__Your objective__.
Lines that contain the string "icon" are to be copied; leave out all others.

[Dataset entries]

========================

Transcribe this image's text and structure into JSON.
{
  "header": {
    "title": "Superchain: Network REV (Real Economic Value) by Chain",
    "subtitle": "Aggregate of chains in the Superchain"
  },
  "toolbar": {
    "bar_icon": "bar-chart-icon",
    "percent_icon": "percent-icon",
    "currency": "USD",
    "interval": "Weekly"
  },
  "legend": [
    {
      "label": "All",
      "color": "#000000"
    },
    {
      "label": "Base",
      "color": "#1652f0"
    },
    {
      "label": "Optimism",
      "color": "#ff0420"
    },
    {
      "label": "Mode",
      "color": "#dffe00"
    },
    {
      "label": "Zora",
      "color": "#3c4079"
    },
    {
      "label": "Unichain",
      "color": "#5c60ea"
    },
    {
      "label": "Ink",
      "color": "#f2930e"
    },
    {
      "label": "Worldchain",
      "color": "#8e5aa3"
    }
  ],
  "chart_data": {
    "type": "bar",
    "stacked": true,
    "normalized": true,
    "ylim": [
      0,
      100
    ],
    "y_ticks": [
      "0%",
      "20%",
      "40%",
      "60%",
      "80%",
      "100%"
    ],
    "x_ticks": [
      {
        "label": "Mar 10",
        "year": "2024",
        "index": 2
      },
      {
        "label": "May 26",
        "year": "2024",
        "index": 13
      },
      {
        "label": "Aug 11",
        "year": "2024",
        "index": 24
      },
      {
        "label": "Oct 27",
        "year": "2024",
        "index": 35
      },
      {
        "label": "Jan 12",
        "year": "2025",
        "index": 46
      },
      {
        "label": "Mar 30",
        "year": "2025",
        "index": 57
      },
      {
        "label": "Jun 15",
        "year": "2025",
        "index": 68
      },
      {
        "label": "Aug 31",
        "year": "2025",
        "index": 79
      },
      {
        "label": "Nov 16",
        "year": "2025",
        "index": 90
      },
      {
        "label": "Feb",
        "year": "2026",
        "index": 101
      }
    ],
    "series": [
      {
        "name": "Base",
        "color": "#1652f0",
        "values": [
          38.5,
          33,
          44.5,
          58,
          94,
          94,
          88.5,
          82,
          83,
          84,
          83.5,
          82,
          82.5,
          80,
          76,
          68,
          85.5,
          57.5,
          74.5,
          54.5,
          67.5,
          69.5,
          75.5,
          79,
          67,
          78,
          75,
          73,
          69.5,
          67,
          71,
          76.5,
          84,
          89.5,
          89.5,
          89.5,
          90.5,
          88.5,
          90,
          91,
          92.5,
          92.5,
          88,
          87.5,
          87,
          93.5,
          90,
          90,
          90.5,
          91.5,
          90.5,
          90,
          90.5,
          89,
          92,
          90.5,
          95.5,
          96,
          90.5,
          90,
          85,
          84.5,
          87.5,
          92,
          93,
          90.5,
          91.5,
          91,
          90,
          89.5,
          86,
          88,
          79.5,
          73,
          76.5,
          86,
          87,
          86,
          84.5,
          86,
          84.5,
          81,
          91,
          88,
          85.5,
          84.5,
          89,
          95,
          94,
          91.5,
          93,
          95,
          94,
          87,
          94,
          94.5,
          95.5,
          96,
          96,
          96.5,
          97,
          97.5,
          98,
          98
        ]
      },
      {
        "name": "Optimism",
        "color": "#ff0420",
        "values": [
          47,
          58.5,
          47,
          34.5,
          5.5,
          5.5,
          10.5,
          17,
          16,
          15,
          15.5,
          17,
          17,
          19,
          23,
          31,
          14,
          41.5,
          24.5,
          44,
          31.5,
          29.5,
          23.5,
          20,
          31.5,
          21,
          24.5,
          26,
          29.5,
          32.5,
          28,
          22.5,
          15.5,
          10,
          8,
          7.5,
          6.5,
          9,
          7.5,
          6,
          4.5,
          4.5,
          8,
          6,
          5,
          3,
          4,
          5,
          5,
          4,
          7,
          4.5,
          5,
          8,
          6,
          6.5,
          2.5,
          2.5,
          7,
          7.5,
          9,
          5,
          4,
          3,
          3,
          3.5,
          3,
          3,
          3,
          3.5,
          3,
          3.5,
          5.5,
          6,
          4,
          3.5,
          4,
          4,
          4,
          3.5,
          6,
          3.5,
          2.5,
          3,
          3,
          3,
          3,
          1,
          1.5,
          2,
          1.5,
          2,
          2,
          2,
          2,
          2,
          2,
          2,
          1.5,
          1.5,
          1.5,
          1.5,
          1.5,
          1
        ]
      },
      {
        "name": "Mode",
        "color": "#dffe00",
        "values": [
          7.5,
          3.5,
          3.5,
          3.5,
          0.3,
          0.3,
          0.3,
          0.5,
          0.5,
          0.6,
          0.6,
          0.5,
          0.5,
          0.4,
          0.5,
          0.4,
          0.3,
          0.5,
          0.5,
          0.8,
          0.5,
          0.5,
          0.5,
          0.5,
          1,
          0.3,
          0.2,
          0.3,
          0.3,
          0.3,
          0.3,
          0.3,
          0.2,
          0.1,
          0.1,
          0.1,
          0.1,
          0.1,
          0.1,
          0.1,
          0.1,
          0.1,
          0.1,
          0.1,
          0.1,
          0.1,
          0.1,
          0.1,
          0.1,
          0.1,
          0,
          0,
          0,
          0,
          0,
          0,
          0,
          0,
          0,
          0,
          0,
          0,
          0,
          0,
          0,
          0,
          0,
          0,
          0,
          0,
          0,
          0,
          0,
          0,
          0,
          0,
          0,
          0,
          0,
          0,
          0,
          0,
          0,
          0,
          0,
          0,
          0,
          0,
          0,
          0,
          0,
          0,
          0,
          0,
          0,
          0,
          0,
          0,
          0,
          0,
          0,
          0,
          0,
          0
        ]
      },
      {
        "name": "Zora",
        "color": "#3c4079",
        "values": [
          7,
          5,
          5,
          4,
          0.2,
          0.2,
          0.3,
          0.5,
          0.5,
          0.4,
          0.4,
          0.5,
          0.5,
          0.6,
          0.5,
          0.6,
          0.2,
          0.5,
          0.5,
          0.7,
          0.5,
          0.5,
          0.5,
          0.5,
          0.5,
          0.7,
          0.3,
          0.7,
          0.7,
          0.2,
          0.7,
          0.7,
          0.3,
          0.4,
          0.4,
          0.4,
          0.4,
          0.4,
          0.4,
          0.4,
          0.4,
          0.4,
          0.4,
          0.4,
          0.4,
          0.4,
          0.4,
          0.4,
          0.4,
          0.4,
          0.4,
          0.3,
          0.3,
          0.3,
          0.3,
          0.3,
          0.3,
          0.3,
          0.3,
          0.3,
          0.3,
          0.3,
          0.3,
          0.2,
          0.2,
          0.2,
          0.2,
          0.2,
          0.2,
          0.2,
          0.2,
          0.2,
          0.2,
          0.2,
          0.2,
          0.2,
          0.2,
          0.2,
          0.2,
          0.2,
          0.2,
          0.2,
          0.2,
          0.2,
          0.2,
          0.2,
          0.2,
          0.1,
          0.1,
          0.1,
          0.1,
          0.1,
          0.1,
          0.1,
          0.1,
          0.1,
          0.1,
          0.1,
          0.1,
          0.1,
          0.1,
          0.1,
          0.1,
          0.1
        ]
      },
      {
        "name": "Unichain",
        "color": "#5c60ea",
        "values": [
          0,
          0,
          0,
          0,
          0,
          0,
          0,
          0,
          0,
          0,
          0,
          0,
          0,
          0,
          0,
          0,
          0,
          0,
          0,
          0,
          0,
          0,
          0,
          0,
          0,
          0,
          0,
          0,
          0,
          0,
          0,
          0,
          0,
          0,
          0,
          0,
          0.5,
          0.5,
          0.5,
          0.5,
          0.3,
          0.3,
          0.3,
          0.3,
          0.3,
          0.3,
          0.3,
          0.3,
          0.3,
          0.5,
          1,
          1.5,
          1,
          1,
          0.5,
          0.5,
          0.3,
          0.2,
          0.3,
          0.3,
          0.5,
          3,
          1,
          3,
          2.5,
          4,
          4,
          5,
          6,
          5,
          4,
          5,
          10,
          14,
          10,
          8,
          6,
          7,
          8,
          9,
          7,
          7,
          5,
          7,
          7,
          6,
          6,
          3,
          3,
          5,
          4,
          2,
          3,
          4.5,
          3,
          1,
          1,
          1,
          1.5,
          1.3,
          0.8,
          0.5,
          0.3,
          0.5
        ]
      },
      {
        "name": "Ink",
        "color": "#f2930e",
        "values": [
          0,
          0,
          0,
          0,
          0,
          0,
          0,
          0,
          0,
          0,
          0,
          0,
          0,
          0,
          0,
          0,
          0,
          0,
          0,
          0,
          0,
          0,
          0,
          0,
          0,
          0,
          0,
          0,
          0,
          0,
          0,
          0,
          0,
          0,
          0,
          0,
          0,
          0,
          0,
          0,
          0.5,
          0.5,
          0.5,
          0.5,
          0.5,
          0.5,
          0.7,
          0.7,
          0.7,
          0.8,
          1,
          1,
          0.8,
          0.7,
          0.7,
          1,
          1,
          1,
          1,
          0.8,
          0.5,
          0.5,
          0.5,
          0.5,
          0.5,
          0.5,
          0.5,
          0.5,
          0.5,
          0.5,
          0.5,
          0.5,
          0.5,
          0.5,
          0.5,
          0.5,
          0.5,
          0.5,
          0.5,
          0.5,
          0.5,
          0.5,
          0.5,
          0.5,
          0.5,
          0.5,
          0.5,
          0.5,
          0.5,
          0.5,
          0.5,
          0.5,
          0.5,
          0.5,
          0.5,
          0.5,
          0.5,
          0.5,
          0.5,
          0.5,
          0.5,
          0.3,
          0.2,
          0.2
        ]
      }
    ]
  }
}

========================

__The answer__.
    "bar_icon": "bar-chart-icon",
    "percent_icon": "percent-icon",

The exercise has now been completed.